* EXTRACT *
■ ■ ■ ■ ■ ■ ■

Supercharge Your Leadership Skills

Expert tips for leading your small business into 2017

Expert tips for leading your small business into 2017

By Sheryl Nance-Nash and LaToya M. Smith

Great leaders are decisive, effective communicators with foresight who create a culture that inspires their employees. Those traits, skills, and qualities develop over time.

To help you guide your company into 2017, we asked experts to sound off on some of the biggest leadership questions of small business owners like you. Read on to gain insight that can help you achieve your best year yet.



Barry J. Moltz
Small business consultant. Author of “How to Get Unstuck: 25 Ways to Get Your Business Growing Again,” New Buffalo, Michigan. Follow him on Twitter @barrymoltz.

■ ■ ■ ■ ■ ■ ■

* INFORMATION SHOWN *
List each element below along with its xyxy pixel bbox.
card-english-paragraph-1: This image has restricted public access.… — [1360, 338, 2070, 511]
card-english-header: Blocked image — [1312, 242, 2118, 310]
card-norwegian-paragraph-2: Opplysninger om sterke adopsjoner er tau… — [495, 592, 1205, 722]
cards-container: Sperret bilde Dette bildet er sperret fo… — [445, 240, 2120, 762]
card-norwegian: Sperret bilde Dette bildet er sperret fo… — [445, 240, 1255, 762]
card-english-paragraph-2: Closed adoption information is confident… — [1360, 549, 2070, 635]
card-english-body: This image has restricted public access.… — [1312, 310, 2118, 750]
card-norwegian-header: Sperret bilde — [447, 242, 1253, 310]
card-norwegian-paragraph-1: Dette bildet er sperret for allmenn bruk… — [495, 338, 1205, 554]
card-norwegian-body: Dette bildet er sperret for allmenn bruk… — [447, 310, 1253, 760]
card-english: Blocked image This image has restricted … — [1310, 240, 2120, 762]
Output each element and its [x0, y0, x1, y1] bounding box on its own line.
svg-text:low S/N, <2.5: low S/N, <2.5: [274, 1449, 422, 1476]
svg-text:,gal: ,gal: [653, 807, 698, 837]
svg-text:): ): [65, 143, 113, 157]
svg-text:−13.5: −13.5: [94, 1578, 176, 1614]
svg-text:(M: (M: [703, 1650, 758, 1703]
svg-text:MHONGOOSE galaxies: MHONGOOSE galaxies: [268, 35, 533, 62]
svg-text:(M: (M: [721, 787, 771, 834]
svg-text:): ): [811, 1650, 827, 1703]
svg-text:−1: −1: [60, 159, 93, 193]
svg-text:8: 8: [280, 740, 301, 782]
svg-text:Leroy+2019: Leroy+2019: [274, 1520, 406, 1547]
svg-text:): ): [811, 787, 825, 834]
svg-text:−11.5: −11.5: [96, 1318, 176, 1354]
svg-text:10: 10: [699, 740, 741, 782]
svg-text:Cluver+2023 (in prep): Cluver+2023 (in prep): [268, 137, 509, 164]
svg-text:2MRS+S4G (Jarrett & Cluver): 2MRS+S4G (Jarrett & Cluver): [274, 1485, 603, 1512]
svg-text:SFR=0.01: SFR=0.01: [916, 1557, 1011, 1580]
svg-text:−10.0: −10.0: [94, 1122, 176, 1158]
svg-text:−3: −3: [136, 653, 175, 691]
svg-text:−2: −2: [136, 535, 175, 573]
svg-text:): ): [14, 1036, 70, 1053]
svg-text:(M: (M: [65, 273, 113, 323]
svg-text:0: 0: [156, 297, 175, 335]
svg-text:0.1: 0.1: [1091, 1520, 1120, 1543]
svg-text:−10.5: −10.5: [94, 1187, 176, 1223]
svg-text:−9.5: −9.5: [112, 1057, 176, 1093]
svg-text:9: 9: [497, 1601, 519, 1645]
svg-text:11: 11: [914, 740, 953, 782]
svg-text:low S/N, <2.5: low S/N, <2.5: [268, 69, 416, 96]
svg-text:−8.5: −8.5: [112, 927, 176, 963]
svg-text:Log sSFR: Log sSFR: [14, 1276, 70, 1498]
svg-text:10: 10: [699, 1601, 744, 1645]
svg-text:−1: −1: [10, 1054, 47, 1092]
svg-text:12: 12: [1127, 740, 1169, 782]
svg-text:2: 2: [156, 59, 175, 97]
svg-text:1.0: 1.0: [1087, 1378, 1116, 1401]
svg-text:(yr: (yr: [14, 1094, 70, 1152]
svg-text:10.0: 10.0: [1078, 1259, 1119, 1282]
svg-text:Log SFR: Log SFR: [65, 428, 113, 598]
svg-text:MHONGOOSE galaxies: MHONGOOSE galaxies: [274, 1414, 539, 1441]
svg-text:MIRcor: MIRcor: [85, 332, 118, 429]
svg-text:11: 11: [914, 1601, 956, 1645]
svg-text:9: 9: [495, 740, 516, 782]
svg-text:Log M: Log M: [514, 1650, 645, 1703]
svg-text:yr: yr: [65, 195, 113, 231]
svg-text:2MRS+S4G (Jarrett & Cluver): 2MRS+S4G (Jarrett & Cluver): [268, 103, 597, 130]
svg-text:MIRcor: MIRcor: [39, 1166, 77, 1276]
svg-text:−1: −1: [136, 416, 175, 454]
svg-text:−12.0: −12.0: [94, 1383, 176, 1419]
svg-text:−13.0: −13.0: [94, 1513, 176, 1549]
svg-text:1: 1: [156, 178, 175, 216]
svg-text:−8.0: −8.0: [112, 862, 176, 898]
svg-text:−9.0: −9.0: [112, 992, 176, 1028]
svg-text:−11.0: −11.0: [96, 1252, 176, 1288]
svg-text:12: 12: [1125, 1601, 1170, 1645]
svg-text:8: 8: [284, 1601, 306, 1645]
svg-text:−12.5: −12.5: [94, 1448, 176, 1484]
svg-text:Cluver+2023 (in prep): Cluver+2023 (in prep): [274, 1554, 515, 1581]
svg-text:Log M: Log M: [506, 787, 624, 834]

■ ■ ■ ■ ■ ■ ■

* EXERCISE OBJECTIVE *
Pick up the article on leadership tips for small business owners right after its last sentence and keep writing it.

* REPLY TO THE EXERCISE *
Q: My biggest leadership challenge is balancing customer feedback with the strategic vision for the growth of the company. How do you know when to implement customer feedback into your sales process versus ignoring it and building what you know they would want and need anyway? Bryan Clayton; GreenPal; three years in business; Nashville, Tennessee

A: Set strategically where you want to go. Focus on what pain you solve and which buyers have the money to solve the pain. A company that serves everyone really helps no one. While selling and servicing these customers, listen to their feedback and gradually incorporate it into your company’s direction to boost sales. Remember, customers vote with their money. It’s the best way to figure out what they want.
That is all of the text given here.